Required work: Extract all lines from the data beneath that include the word "equal".

Entries taken from a collection:
*-*-*

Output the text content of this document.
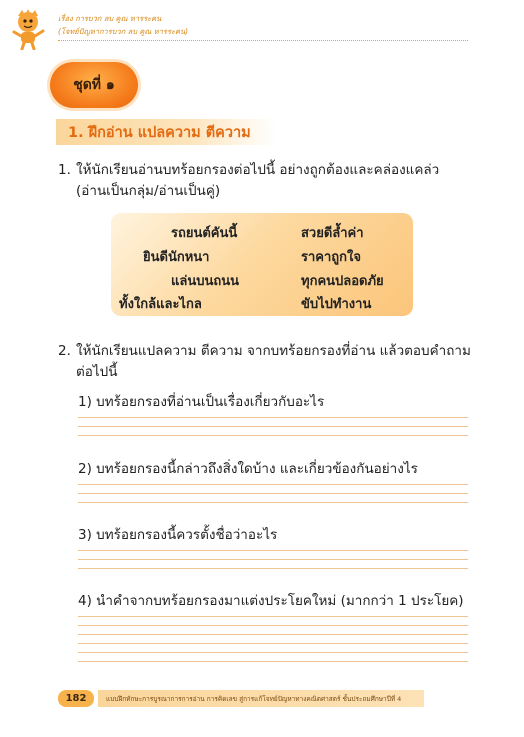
เรื่อง การบวก ลบ คูณ หารระคน
(โจทย์ปัญหาการบวก ลบ คูณ หารระคน)
ชุดที่ ๑
1. ฝึกอ่าน แปลความ ตีความ
1. ให้นักเรียนอ่านบทร้อยกรองต่อไปนี้ อย่างถูกต้องและคล่องแคล่ว
(อ่านเป็นกลุ่ม/อ่านเป็นคู่)
รถยนต์คันนี้
ยินดีนักหนา
แล่นบนถนน
ทั้งใกล้และไกล
สวยดีล้ำค่า
ราคาถูกใจ
ทุกคนปลอดภัย
ขับไปทำงาน
2. ให้นักเรียนแปลความ ตีความ จากบทร้อยกรองที่อ่าน แล้วตอบคำถาม
ต่อไปนี้
1) บทร้อยกรองที่อ่านเป็นเรื่องเกี่ยวกับอะไร
2) บทร้อยกรองนี้กล่าวถึงสิ่งใดบ้าง และเกี่ยวข้องกันอย่างไร
3) บทร้อยกรองนี้ควรตั้งชื่อว่าอะไร
4) นำคำจากบทร้อยกรองมาแต่งประโยคใหม่ (มากกว่า 1 ประโยค)
182	แบบฝึกทักษะการบูรณาการการอ่าน การคิดเลข สู่การแก้โจทย์ปัญหาทางคณิตศาสตร์ ชั้นประถมศึกษาปีที่ 4
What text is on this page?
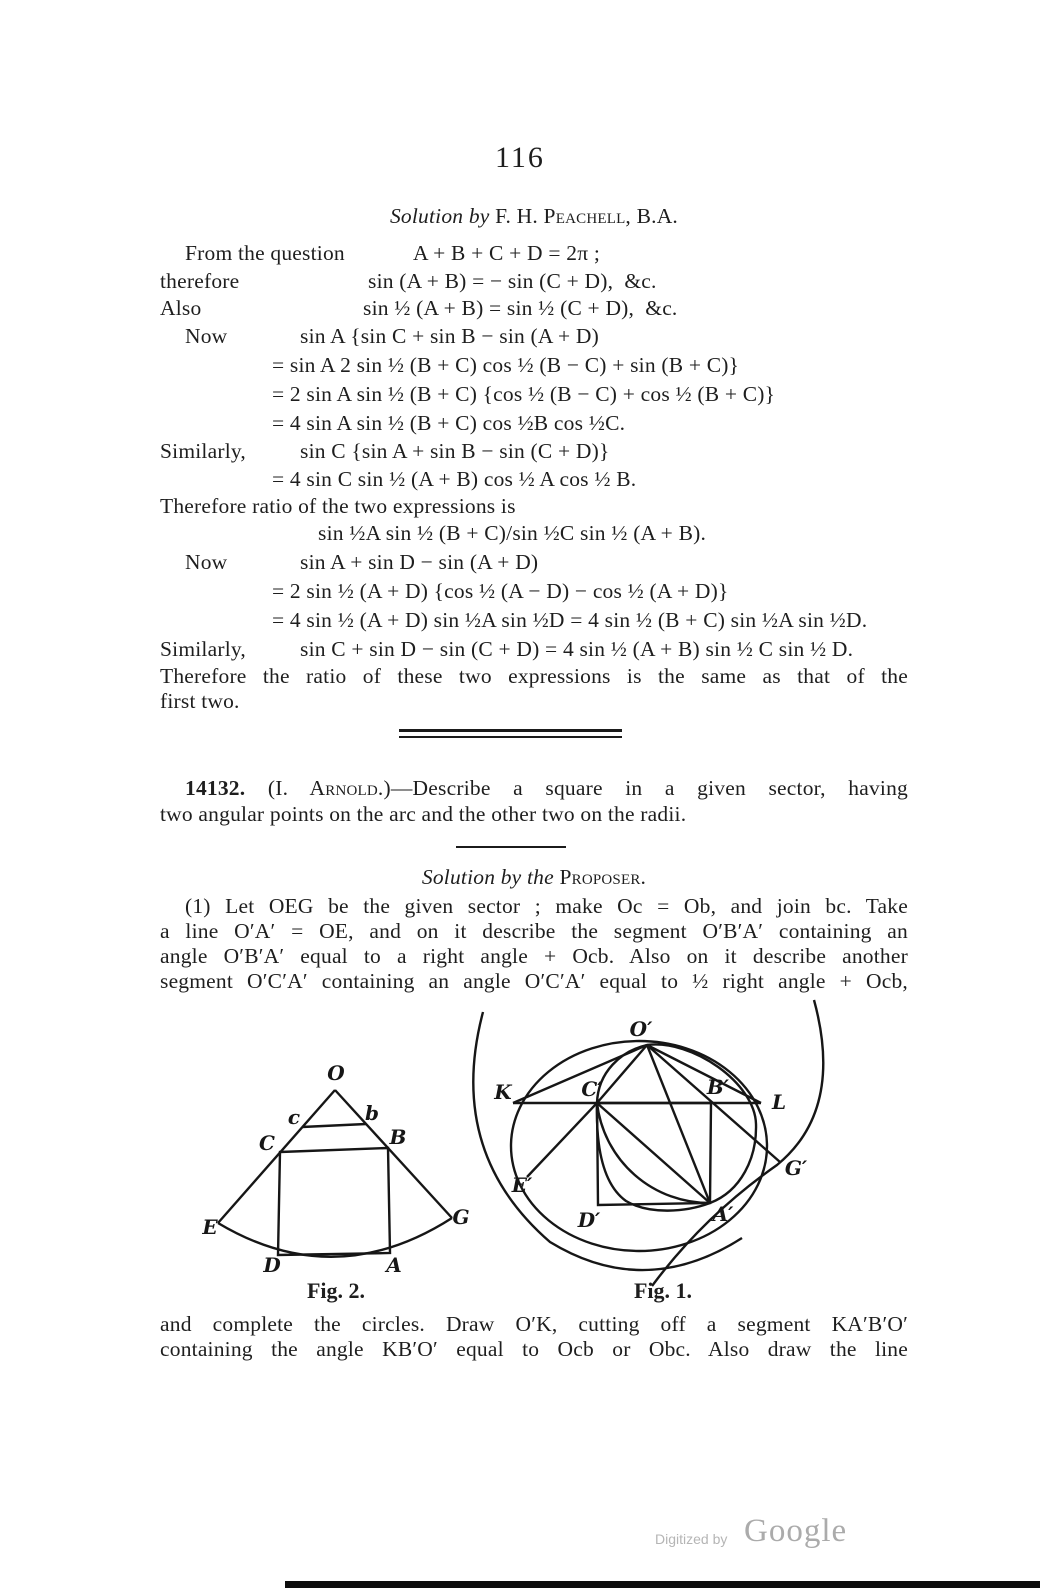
116
Solution by F. H. Peachell, B.A.
From the question	A + B + C + D = 2π ;
therefore	sin (A + B) = − sin (C + D),  &c.
Also	sin ½ (A + B) = sin ½ (C + D),  &c.
Now	sin A {sin C + sin B − sin (A + D)
= sin A 2 sin ½ (B + C) cos ½ (B − C) + sin (B + C)}
= 2 sin A sin ½ (B + C) {cos ½ (B − C) + cos ½ (B + C)}
= 4 sin A sin ½ (B + C) cos ½B cos ½C.
Similarly,	sin C {sin A + sin B − sin (C + D)}
= 4 sin C sin ½ (A + B) cos ½ A cos ½ B.
Therefore ratio of the two expressions is
sin ½A sin ½ (B + C)/sin ½C sin ½ (A + B).
Now	sin A + sin D − sin (A + D)
= 2 sin ½ (A + D) {cos ½ (A − D) − cos ½ (A + D)}
= 4 sin ½ (A + D) sin ½A sin ½D = 4 sin ½ (B + C) sin ½A sin ½D.
Similarly,	sin C + sin D − sin (C + D) = 4 sin ½ (A + B) sin ½ C sin ½ D.
Therefore the ratio of these two expressions is the same as that of the
first two.
14132. (I. Arnold.)—Describe a square in a given sector, having
two angular points on the arc and the other two on the radii.
Solution by the Proposer.
(1) Let OEG be the given sector ; make Oc = Ob, and join bc. Take
a line O′A′ = OE, and on it describe the segment O′B′A′ containing an
angle O′B′A′ equal to a right angle + Ocb. Also on it describe another
segment O′C′A′ containing an angle O′C′A′ equal to ½ right angle + Ocb,
O
c	b
C	B
E	G
D	A
O′
K	C′	B′
L
E′
G′
D′	A′
Fig. 2.	Fig. 1.
and complete the circles. Draw O′K, cutting off a segment KA′B′O′
containing the angle KB′O′ equal to Ocb or Obc. Also draw the line
Digitized by Google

*-*-*

Right answer:
angle O′B′A′ equal to a right angle + Ocb. Also on it describe another
segment O′C′A′ containing an angle O′C′A′ equal to ½ right angle + Ocb,
containing the angle KB′O′ equal to Ocb or Obc. Also draw the line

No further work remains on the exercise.